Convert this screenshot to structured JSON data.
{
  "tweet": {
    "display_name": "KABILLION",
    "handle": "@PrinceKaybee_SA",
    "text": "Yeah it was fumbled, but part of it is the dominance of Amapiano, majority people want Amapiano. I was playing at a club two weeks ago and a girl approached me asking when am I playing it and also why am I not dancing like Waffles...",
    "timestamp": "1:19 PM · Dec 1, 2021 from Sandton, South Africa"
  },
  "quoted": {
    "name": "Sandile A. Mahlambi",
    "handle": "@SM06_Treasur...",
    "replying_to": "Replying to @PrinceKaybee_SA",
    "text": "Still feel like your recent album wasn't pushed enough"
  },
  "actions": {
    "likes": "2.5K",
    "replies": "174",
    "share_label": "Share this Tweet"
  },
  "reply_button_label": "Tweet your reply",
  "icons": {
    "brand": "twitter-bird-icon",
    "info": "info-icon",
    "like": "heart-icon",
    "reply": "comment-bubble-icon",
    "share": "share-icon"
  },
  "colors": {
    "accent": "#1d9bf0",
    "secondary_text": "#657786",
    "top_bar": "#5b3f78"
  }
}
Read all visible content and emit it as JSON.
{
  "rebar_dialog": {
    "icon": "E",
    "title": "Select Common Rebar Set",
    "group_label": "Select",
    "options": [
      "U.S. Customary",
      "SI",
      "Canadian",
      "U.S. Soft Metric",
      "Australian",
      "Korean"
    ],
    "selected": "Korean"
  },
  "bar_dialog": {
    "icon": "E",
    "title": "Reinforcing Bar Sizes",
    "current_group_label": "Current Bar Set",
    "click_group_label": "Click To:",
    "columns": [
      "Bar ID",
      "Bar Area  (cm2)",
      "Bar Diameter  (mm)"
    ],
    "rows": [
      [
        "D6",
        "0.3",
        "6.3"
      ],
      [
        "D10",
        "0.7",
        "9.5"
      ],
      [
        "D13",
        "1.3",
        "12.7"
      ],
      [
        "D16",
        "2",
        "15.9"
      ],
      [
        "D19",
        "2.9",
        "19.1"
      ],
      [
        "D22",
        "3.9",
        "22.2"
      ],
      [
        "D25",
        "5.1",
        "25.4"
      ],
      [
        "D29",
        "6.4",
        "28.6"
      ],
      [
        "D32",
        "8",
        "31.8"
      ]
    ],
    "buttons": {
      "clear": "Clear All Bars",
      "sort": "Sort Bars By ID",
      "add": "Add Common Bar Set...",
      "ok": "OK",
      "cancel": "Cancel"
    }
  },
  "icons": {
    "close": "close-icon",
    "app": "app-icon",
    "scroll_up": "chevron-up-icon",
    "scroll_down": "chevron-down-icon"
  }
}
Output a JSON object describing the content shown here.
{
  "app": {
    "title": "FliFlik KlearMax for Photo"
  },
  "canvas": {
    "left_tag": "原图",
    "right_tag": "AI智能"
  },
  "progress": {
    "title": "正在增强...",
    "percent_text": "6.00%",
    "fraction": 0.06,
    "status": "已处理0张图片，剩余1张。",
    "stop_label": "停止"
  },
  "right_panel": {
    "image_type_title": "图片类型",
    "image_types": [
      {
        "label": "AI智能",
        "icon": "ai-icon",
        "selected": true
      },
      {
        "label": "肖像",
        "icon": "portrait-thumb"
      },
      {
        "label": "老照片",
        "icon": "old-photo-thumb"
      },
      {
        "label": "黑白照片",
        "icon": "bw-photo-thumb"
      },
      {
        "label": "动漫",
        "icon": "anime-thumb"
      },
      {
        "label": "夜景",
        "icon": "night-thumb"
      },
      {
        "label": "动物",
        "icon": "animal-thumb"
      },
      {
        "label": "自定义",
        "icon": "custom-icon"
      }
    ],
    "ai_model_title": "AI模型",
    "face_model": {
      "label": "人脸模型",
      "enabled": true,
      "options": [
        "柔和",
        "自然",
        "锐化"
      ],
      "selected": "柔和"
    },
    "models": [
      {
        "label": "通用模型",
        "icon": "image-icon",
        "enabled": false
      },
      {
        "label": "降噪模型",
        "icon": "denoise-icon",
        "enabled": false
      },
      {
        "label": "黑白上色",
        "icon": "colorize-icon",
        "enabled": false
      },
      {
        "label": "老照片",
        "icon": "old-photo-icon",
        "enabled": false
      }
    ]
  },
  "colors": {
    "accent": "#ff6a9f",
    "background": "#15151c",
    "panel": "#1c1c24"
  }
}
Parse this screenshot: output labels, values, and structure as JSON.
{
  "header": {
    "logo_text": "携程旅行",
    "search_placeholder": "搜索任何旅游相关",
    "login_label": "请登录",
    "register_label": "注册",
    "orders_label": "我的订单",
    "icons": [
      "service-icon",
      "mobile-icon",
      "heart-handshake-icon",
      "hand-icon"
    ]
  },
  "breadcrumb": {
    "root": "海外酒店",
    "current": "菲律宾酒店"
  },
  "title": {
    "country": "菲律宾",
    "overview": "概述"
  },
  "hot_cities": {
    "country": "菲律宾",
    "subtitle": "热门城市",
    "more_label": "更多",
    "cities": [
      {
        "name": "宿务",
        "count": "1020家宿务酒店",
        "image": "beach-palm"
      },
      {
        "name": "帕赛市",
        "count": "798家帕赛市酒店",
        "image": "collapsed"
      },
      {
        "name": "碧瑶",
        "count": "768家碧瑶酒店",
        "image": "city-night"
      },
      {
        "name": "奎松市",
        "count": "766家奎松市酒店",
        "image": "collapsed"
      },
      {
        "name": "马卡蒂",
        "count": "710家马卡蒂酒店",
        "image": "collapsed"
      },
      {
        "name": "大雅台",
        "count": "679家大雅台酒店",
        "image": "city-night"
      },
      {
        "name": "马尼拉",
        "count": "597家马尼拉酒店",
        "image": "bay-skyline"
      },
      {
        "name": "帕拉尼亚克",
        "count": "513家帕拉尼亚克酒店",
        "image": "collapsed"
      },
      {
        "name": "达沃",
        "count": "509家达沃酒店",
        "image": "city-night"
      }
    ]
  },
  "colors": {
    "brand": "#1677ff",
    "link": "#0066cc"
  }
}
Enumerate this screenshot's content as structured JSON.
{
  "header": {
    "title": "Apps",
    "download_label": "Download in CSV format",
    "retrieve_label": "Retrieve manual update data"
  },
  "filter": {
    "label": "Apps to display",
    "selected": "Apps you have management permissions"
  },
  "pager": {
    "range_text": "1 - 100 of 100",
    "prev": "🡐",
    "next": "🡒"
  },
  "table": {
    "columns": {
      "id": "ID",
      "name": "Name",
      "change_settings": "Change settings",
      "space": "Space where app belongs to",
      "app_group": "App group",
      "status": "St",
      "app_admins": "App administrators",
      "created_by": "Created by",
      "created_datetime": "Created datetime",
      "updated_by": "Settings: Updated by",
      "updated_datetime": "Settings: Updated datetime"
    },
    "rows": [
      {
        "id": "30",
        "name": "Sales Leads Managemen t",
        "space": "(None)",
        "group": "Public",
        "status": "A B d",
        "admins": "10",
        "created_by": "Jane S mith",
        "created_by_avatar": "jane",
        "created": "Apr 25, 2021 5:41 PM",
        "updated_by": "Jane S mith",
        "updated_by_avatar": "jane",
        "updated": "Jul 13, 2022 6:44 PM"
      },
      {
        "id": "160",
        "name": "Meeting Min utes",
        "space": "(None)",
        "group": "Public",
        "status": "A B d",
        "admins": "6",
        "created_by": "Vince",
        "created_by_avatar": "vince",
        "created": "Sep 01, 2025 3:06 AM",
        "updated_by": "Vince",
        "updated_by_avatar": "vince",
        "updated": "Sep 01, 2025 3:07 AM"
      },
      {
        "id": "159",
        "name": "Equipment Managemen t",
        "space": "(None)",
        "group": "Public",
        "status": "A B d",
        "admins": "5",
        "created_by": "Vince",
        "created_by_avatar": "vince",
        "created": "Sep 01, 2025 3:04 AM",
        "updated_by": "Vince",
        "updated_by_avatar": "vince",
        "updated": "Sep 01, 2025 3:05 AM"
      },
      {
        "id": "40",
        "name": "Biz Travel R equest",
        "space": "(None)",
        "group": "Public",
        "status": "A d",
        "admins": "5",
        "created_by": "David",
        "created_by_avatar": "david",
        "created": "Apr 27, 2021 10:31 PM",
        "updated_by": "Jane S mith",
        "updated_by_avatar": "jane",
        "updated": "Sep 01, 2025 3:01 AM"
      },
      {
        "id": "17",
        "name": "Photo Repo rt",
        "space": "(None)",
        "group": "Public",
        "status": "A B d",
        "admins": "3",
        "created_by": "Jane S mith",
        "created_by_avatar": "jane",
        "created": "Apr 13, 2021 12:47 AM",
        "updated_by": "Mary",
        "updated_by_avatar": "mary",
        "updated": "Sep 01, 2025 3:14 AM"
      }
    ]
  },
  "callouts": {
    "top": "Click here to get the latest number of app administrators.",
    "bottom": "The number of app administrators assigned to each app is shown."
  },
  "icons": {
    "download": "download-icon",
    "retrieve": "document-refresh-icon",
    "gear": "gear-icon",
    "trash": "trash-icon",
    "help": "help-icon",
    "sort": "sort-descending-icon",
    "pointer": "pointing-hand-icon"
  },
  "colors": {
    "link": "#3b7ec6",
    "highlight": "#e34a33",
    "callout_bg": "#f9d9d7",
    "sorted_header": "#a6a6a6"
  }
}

* **TASK REQUIREMENTS**
Look over the listing above. Pick out and copy every line that includes "Apps".

* **FINISHED ANSWER**
    "title": "Apps",
    "label": "Apps to display",
    "selected": "Apps you have management permissions"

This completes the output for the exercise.